■ EXERCISE DIRECTIONS:
Leave out the pictures and copy the remaining records exactly.

■ DATA LINES:
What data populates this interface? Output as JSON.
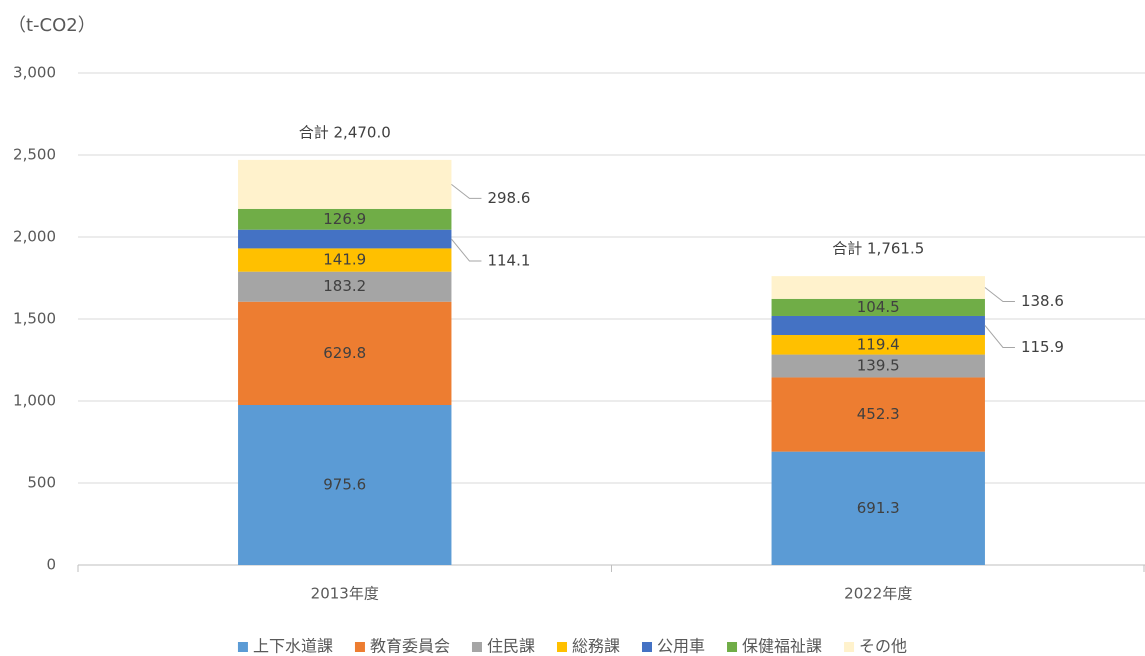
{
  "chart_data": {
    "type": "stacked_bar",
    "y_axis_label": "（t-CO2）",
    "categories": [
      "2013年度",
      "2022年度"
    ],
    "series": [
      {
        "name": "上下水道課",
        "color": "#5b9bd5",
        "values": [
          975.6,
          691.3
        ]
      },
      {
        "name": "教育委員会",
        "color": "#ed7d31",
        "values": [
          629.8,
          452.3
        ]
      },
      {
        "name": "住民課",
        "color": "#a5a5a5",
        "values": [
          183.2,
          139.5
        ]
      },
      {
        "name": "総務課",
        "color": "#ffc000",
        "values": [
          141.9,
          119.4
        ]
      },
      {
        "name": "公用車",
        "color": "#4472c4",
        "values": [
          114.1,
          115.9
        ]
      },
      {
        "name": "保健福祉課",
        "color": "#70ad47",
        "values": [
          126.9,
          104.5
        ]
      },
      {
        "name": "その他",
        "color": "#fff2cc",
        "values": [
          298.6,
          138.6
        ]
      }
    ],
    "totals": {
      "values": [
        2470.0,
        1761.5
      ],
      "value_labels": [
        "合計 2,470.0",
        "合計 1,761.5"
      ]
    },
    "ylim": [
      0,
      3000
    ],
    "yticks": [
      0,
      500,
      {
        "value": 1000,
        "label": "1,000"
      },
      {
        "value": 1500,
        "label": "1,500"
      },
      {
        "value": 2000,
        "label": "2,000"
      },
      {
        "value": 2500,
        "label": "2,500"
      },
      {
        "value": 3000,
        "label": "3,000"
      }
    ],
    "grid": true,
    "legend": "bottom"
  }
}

■ THE ANSWER:
What data populates this interface? Output as JSON.
{
  "chart_data": {
    "type": "stacked_bar",
    "y_axis_label": "（t-CO2）",
    "categories": [
      "2013年度",
      "2022年度"
    ],
    "series": [
      {
        "name": "上下水道課",
        "color": "#5b9bd5",
        "values": [
          975.6,
          691.3
        ]
      },
      {
        "name": "教育委員会",
        "color": "#ed7d31",
        "values": [
          629.8,
          452.3
        ]
      },
      {
        "name": "住民課",
        "color": "#a5a5a5",
        "values": [
          183.2,
          139.5
        ]
      },
      {
        "name": "総務課",
        "color": "#ffc000",
        "values": [
          141.9,
          119.4
        ]
      },
      {
        "name": "公用車",
        "color": "#4472c4",
        "values": [
          114.1,
          115.9
        ]
      },
      {
        "name": "保健福祉課",
        "color": "#70ad47",
        "values": [
          126.9,
          104.5
        ]
      },
      {
        "name": "その他",
        "color": "#fff2cc",
        "values": [
          298.6,
          138.6
        ]
      }
    ],
    "totals": {
      "values": [
        2470.0,
        1761.5
      ],
      "value_labels": [
        "合計 2,470.0",
        "合計 1,761.5"
      ]
    },
    "ylim": [
      0,
      3000
    ],
    "yticks": [
      0,
      500,
      {
        "value": 1000,
        "label": "1,000"
      },
      {
        "value": 1500,
        "label": "1,500"
      },
      {
        "value": 2000,
        "label": "2,000"
      },
      {
        "value": 2500,
        "label": "2,500"
      },
      {
        "value": 3000,
        "label": "3,000"
      }
    ],
    "grid": true,
    "legend": "bottom"
  }
}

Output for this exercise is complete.